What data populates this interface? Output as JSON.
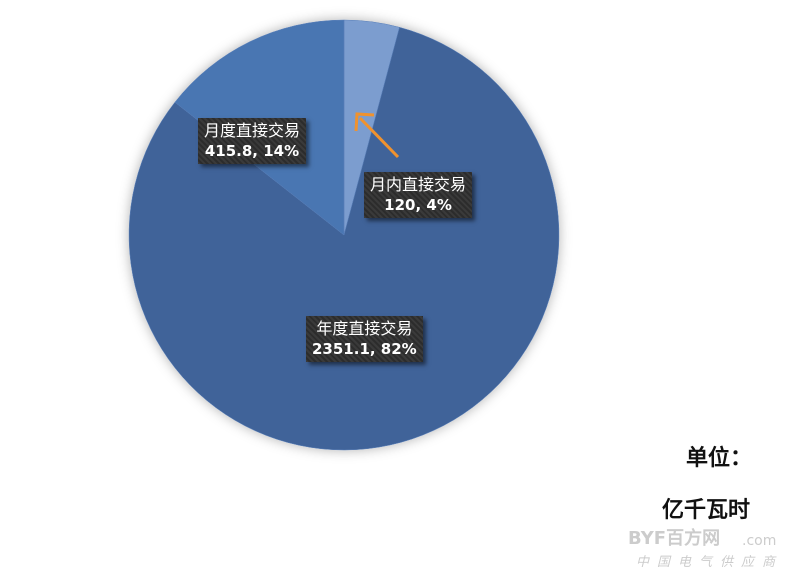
{
  "chart_data": {
    "type": "pie",
    "title": "",
    "slices": [
      {
        "name": "月内直接交易",
        "value": 120,
        "percent": "4%",
        "label": "120, 4%",
        "color": "#7b9dcf"
      },
      {
        "name": "年度直接交易",
        "value": 2351.1,
        "percent": "82%",
        "label": "2351.1, 82%",
        "color": "#3f6399"
      },
      {
        "name": "月度直接交易",
        "value": 415.8,
        "percent": "14%",
        "label": "415.8, 14%",
        "color": "#4a76b2"
      }
    ],
    "start_angle": "12 o'clock, clockwise",
    "annotation_arrow_color": "#f0922e",
    "unit_label": "单位：",
    "unit_value": "亿千瓦时"
  },
  "watermark": {
    "brand": "BYF百方网",
    "domain": ".com",
    "tagline": "中国电气供应商"
  }
}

## Request
Repeat all the records above exactly, leaving out any pictures.

## The output
What data populates this interface? Output as JSON.
{
  "chart_data": {
    "type": "pie",
    "title": "",
    "slices": [
      {
        "name": "月内直接交易",
        "value": 120,
        "percent": "4%",
        "label": "120, 4%",
        "color": "#7b9dcf"
      },
      {
        "name": "年度直接交易",
        "value": 2351.1,
        "percent": "82%",
        "label": "2351.1, 82%",
        "color": "#3f6399"
      },
      {
        "name": "月度直接交易",
        "value": 415.8,
        "percent": "14%",
        "label": "415.8, 14%",
        "color": "#4a76b2"
      }
    ],
    "start_angle": "12 o'clock, clockwise",
    "annotation_arrow_color": "#f0922e",
    "unit_label": "单位：",
    "unit_value": "亿千瓦时"
  },
  "watermark": {
    "brand": "BYF百方网",
    "domain": ".com",
    "tagline": "中国电气供应商"
  }
}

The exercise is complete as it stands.